_What to work on:_ Find each line containing the string "color". Copy it.

_Given data:_
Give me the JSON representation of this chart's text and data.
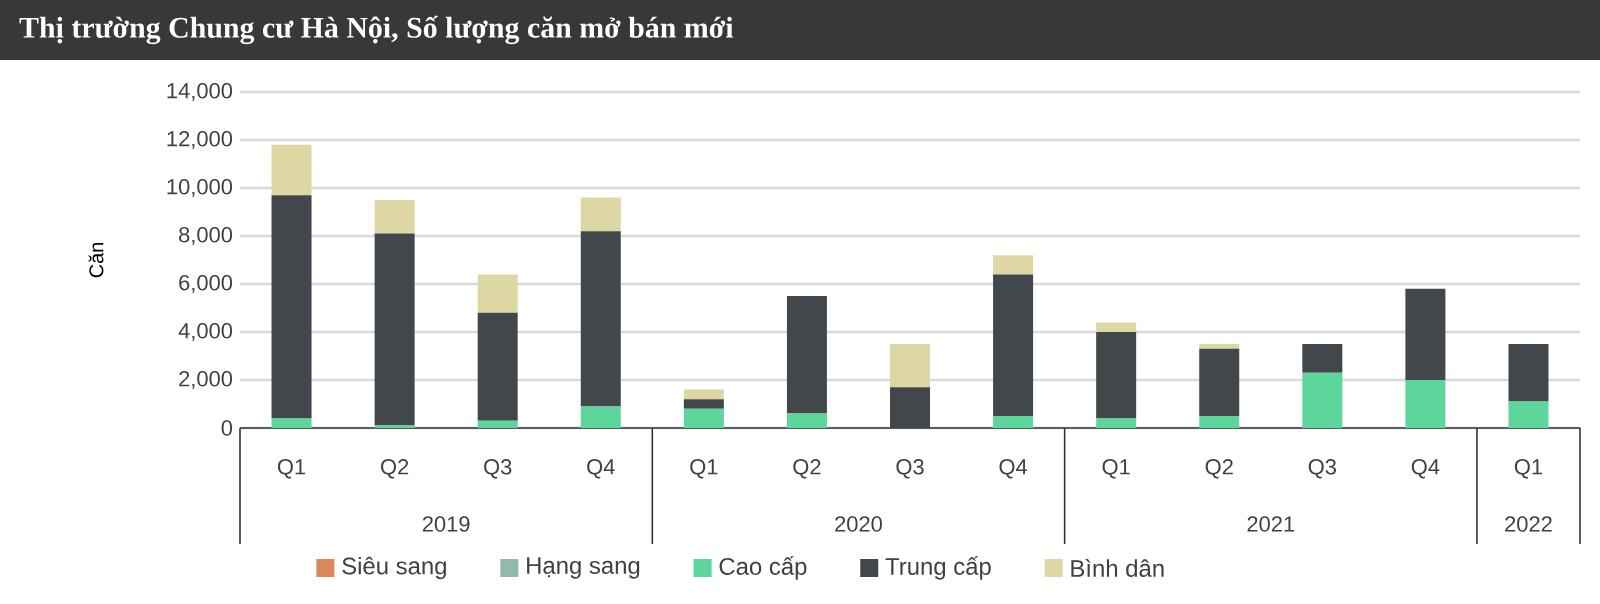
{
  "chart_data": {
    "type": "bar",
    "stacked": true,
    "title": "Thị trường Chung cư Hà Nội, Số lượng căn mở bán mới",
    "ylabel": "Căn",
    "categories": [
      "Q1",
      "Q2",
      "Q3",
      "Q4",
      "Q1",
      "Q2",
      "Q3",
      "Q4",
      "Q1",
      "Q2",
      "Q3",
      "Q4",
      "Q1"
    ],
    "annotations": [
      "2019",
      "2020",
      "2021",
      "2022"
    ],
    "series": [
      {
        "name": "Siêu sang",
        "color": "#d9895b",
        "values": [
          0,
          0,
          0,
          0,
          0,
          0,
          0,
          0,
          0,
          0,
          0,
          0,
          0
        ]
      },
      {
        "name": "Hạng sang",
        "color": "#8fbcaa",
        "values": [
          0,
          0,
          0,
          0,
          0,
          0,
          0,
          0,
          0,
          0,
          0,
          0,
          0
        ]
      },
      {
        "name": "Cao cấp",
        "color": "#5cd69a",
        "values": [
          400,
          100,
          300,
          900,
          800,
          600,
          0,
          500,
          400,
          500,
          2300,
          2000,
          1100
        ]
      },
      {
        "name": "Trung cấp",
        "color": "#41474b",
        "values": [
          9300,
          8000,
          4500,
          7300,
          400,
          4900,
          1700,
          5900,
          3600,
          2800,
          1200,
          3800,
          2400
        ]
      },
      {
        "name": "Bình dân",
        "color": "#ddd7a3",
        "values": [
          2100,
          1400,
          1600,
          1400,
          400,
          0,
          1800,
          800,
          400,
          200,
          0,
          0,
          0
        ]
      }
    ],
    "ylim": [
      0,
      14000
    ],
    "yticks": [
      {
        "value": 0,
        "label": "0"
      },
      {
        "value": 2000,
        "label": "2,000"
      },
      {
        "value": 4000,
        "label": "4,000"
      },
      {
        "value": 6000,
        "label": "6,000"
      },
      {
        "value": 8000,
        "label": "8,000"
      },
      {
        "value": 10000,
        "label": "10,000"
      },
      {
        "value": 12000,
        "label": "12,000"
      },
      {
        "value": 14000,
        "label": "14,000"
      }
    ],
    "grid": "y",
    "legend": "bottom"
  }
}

_Full answer:_
        "color": "#d9895b",
        "color": "#8fbcaa",
        "color": "#5cd69a",
        "color": "#41474b",
        "color": "#ddd7a3",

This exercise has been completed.